Aim: Return every line of the material below unchanged, leaving out the pictures.

[Records]
++++++

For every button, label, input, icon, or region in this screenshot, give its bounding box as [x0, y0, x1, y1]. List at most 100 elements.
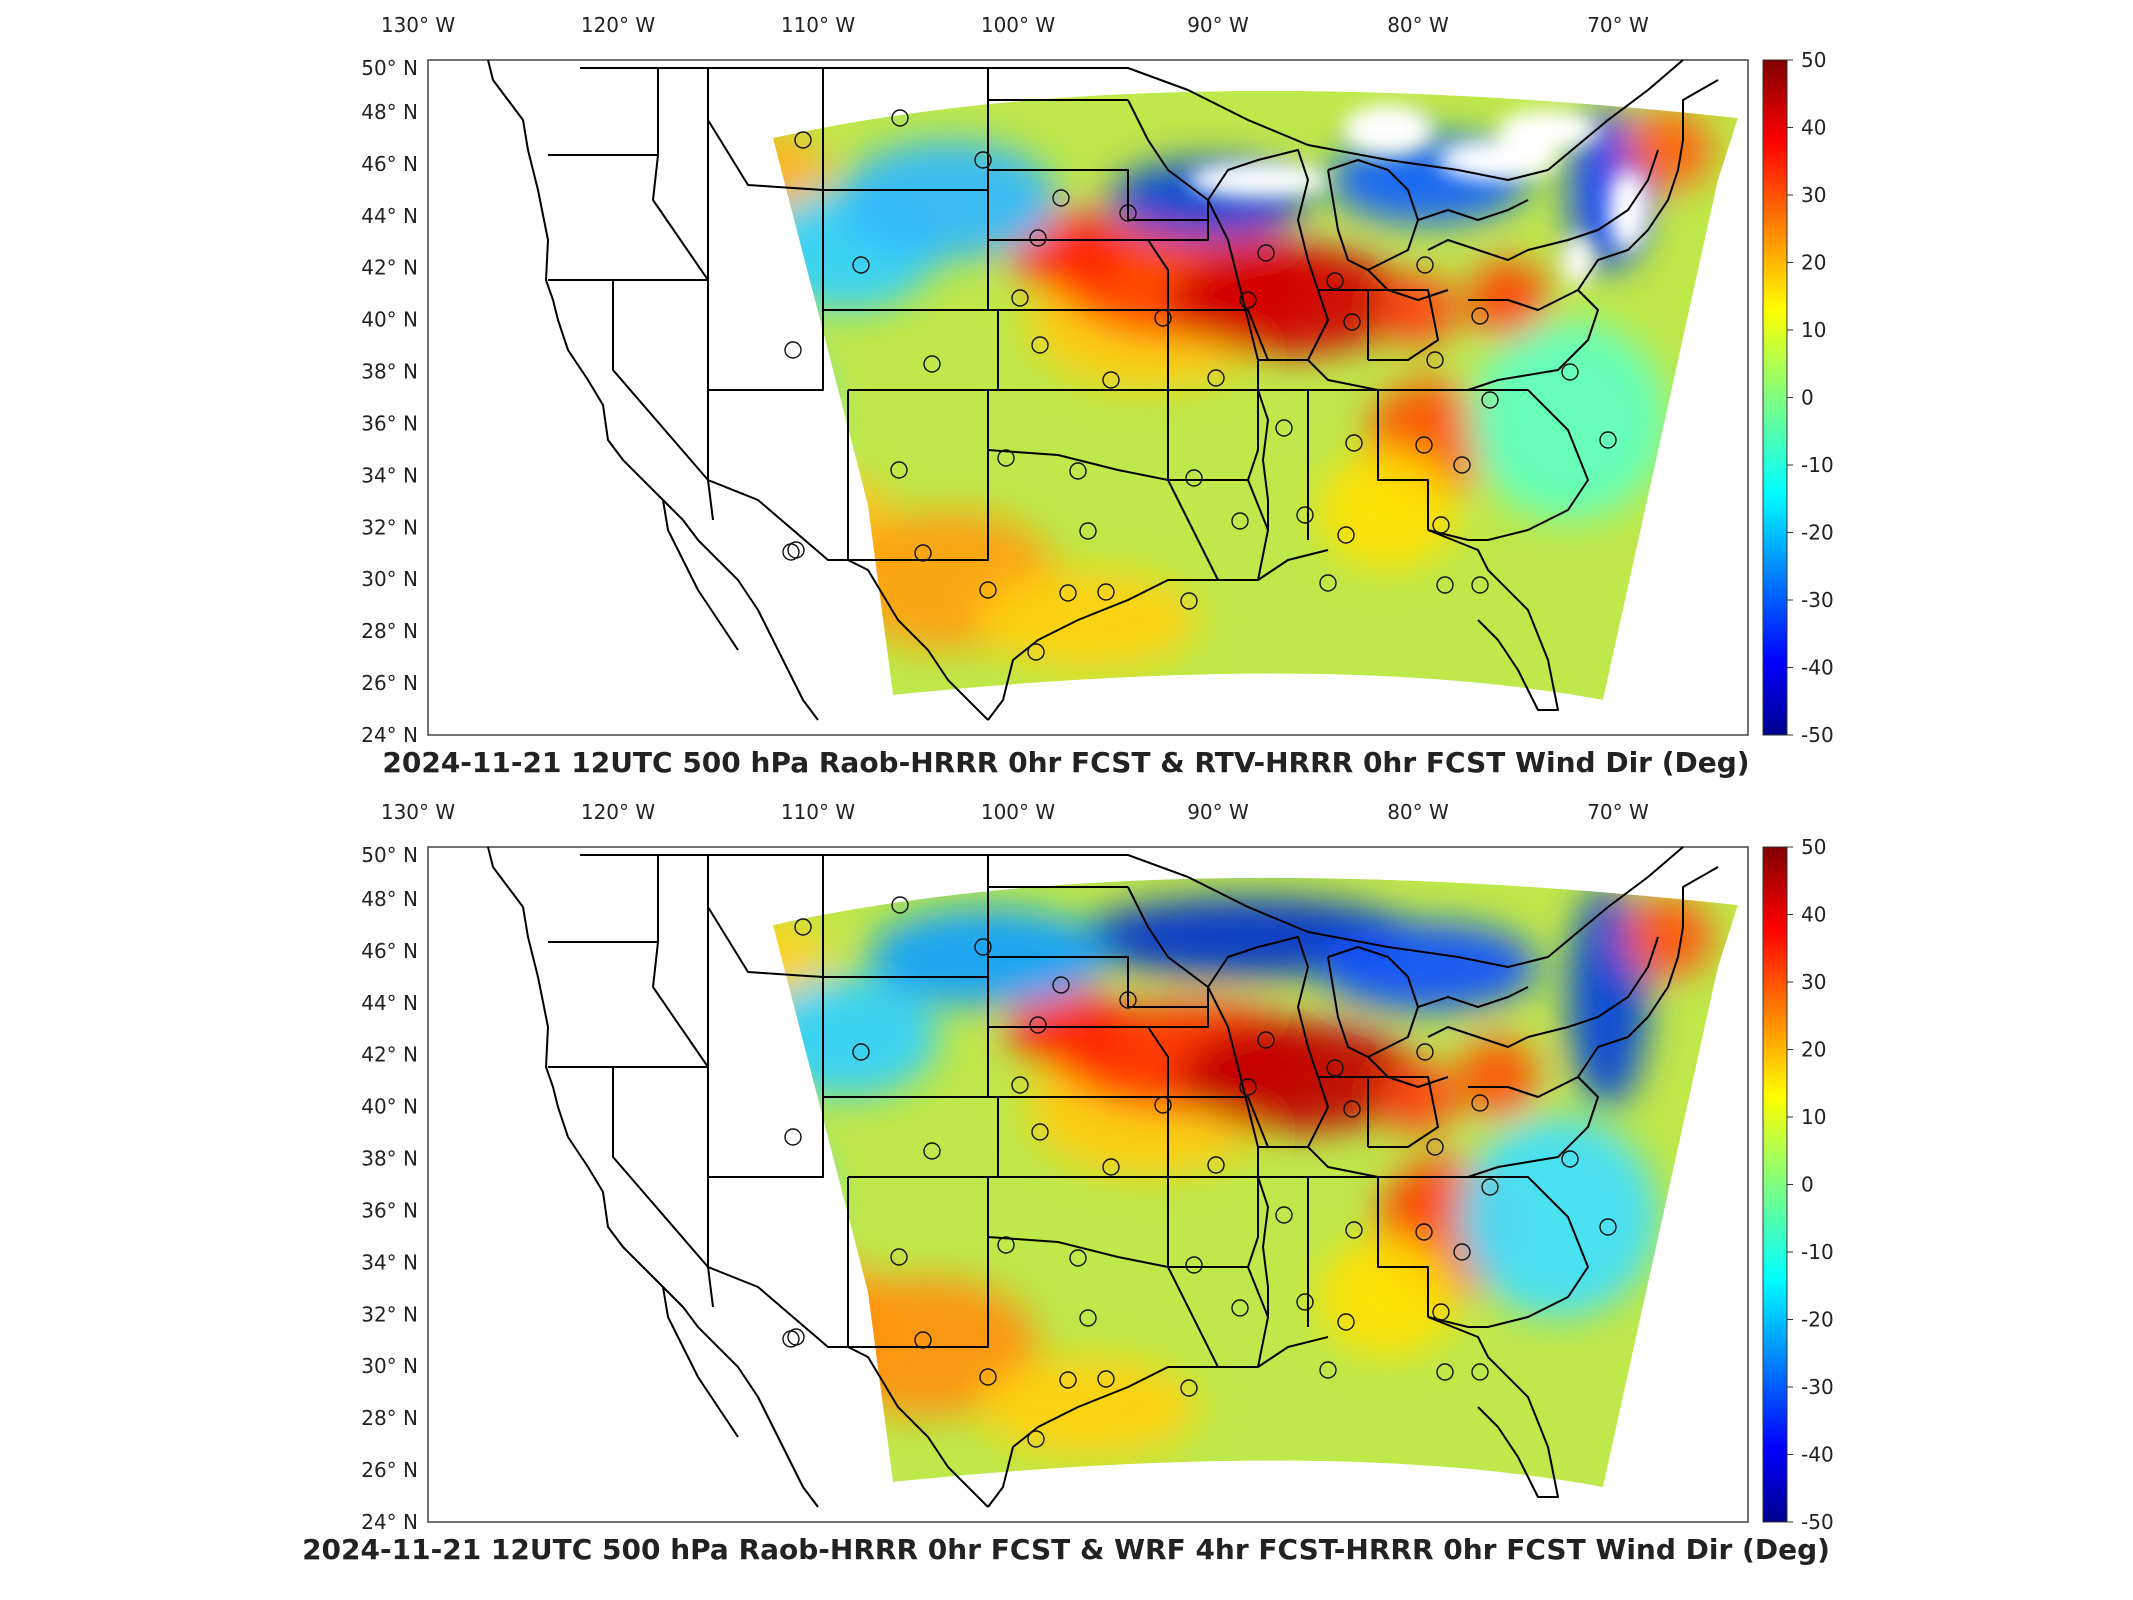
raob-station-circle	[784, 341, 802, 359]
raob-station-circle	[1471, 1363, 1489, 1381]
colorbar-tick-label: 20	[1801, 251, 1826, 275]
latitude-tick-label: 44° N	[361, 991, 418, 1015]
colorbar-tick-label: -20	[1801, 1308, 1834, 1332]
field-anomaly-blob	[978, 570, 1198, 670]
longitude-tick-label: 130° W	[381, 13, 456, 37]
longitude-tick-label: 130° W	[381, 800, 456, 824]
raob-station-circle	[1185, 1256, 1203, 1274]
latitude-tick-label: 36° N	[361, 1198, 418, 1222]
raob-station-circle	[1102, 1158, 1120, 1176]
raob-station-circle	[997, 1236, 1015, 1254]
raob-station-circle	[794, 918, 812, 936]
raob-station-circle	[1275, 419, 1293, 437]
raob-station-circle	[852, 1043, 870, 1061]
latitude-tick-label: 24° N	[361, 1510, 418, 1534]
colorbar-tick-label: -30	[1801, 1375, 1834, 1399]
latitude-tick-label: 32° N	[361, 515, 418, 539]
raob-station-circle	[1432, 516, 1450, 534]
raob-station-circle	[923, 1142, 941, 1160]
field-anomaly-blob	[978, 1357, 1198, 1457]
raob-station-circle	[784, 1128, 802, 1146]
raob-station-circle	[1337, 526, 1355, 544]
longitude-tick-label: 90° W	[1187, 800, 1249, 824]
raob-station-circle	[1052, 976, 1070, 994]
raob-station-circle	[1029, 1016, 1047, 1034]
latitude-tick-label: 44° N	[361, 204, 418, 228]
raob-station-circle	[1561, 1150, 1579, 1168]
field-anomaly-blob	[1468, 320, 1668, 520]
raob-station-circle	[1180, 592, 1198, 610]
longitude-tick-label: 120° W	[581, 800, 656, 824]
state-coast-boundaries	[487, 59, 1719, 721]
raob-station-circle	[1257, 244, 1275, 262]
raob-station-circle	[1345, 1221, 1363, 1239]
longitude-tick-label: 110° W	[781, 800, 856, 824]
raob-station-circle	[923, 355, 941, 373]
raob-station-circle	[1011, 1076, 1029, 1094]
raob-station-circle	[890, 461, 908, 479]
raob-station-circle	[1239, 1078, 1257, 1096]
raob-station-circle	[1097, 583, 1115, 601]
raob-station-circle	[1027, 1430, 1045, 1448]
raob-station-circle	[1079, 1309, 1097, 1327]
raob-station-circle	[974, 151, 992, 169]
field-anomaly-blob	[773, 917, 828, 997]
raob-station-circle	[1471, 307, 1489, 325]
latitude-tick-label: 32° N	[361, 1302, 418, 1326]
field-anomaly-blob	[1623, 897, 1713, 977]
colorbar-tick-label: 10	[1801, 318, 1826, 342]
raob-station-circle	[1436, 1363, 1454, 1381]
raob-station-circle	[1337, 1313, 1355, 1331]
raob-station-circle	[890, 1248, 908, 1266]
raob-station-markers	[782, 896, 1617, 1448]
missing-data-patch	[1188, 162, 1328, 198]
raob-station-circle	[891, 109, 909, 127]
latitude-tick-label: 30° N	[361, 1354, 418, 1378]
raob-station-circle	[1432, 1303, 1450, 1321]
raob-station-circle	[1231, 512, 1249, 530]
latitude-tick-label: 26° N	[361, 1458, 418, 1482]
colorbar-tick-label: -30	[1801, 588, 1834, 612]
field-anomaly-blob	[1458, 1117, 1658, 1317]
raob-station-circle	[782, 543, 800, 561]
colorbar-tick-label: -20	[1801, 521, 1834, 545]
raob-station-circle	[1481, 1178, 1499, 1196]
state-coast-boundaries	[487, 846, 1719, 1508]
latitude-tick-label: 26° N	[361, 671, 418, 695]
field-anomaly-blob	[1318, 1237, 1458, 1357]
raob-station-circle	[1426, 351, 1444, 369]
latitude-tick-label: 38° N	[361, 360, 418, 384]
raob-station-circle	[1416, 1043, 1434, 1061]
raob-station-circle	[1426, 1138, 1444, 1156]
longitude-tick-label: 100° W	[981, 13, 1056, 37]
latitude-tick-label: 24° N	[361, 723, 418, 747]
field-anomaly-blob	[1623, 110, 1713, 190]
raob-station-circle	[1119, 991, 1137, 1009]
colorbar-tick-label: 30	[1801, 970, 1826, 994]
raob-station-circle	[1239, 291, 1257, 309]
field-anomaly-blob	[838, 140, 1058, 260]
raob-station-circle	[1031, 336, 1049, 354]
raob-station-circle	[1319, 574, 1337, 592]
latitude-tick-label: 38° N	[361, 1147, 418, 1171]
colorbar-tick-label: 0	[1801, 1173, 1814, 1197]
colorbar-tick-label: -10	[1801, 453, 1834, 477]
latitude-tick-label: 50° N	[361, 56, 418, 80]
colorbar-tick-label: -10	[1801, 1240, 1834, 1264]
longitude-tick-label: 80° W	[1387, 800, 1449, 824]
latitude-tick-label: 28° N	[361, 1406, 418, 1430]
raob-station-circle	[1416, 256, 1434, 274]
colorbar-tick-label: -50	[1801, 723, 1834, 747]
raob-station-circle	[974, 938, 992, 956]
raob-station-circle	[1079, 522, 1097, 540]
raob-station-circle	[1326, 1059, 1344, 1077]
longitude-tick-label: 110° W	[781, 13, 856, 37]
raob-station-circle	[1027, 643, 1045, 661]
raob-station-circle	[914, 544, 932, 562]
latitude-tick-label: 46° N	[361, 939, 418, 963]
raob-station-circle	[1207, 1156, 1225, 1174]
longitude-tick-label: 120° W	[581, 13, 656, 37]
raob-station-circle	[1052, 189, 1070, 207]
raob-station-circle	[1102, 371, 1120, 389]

++++++

Exercise output:
For every button, label, input, icon, or region in this screenshot, give its bounding box as [x0, y0, x1, y1]. List at most 100 elements.
raob-station-circle	[784, 341, 802, 359]
raob-station-circle	[1471, 1363, 1489, 1381]
colorbar-tick-label: 20	[1801, 251, 1826, 275]
latitude-tick-label: 44° N	[361, 991, 418, 1015]
colorbar-tick-label: -20	[1801, 1308, 1834, 1332]
field-anomaly-blob	[978, 570, 1198, 670]
longitude-tick-label: 130° W	[381, 13, 456, 37]
longitude-tick-label: 130° W	[381, 800, 456, 824]
raob-station-circle	[1185, 1256, 1203, 1274]
latitude-tick-label: 36° N	[361, 1198, 418, 1222]
raob-station-circle	[1102, 1158, 1120, 1176]
raob-station-circle	[997, 1236, 1015, 1254]
raob-station-circle	[794, 918, 812, 936]
raob-station-circle	[1275, 419, 1293, 437]
raob-station-circle	[852, 1043, 870, 1061]
latitude-tick-label: 24° N	[361, 1510, 418, 1534]
colorbar-tick-label: -30	[1801, 1375, 1834, 1399]
latitude-tick-label: 32° N	[361, 515, 418, 539]
raob-station-circle	[1432, 516, 1450, 534]
raob-station-circle	[923, 1142, 941, 1160]
field-anomaly-blob	[978, 1357, 1198, 1457]
raob-station-circle	[784, 1128, 802, 1146]
raob-station-circle	[1337, 526, 1355, 544]
longitude-tick-label: 90° W	[1187, 800, 1249, 824]
raob-station-circle	[1052, 976, 1070, 994]
raob-station-circle	[1029, 1016, 1047, 1034]
latitude-tick-label: 44° N	[361, 204, 418, 228]
raob-station-circle	[1561, 1150, 1579, 1168]
field-anomaly-blob	[1468, 320, 1668, 520]
raob-station-circle	[1180, 592, 1198, 610]
longitude-tick-label: 120° W	[581, 800, 656, 824]
state-coast-boundaries	[487, 59, 1719, 721]
raob-station-circle	[1257, 244, 1275, 262]
raob-station-circle	[1345, 1221, 1363, 1239]
longitude-tick-label: 110° W	[781, 800, 856, 824]
raob-station-circle	[923, 355, 941, 373]
raob-station-circle	[1011, 1076, 1029, 1094]
raob-station-circle	[890, 461, 908, 479]
raob-station-circle	[1239, 1078, 1257, 1096]
raob-station-circle	[1097, 583, 1115, 601]
raob-station-circle	[1027, 1430, 1045, 1448]
raob-station-circle	[1079, 1309, 1097, 1327]
raob-station-circle	[974, 151, 992, 169]
field-anomaly-blob	[773, 917, 828, 997]
raob-station-circle	[1471, 307, 1489, 325]
latitude-tick-label: 32° N	[361, 1302, 418, 1326]
field-anomaly-blob	[1623, 897, 1713, 977]
colorbar-tick-label: 10	[1801, 318, 1826, 342]
raob-station-circle	[1436, 1363, 1454, 1381]
raob-station-circle	[1337, 1313, 1355, 1331]
raob-station-circle	[890, 1248, 908, 1266]
raob-station-markers	[782, 896, 1617, 1448]
missing-data-patch	[1188, 162, 1328, 198]
raob-station-circle	[891, 109, 909, 127]
latitude-tick-label: 30° N	[361, 1354, 418, 1378]
raob-station-circle	[1432, 1303, 1450, 1321]
raob-station-circle	[1231, 512, 1249, 530]
latitude-tick-label: 26° N	[361, 1458, 418, 1482]
colorbar-tick-label: -30	[1801, 588, 1834, 612]
field-anomaly-blob	[1458, 1117, 1658, 1317]
raob-station-circle	[782, 543, 800, 561]
colorbar-tick-label: -20	[1801, 521, 1834, 545]
raob-station-circle	[1481, 1178, 1499, 1196]
state-coast-boundaries	[487, 846, 1719, 1508]
latitude-tick-label: 26° N	[361, 671, 418, 695]
field-anomaly-blob	[1318, 1237, 1458, 1357]
raob-station-circle	[1426, 351, 1444, 369]
latitude-tick-label: 38° N	[361, 360, 418, 384]
raob-station-circle	[1416, 1043, 1434, 1061]
raob-station-circle	[1426, 1138, 1444, 1156]
longitude-tick-label: 100° W	[981, 13, 1056, 37]
latitude-tick-label: 24° N	[361, 723, 418, 747]
field-anomaly-blob	[1623, 110, 1713, 190]
raob-station-circle	[1119, 991, 1137, 1009]
colorbar-tick-label: 30	[1801, 970, 1826, 994]
raob-station-circle	[1239, 291, 1257, 309]
field-anomaly-blob	[838, 140, 1058, 260]
raob-station-circle	[1031, 336, 1049, 354]
raob-station-circle	[1319, 574, 1337, 592]
latitude-tick-label: 38° N	[361, 1147, 418, 1171]
colorbar-tick-label: 0	[1801, 1173, 1814, 1197]
colorbar-tick-label: -10	[1801, 453, 1834, 477]
latitude-tick-label: 50° N	[361, 56, 418, 80]
colorbar-tick-label: -10	[1801, 1240, 1834, 1264]
longitude-tick-label: 80° W	[1387, 800, 1449, 824]
latitude-tick-label: 28° N	[361, 1406, 418, 1430]
raob-station-circle	[1416, 256, 1434, 274]
colorbar-tick-label: -50	[1801, 723, 1834, 747]
raob-station-circle	[974, 938, 992, 956]
raob-station-circle	[1079, 522, 1097, 540]
raob-station-circle	[1326, 1059, 1344, 1077]
longitude-tick-label: 110° W	[781, 13, 856, 37]
raob-station-circle	[1027, 643, 1045, 661]
raob-station-circle	[914, 544, 932, 562]
latitude-tick-label: 46° N	[361, 939, 418, 963]
raob-station-circle	[1207, 1156, 1225, 1174]
longitude-tick-label: 120° W	[581, 13, 656, 37]
raob-station-circle	[1052, 189, 1070, 207]
raob-station-circle	[1102, 371, 1120, 389]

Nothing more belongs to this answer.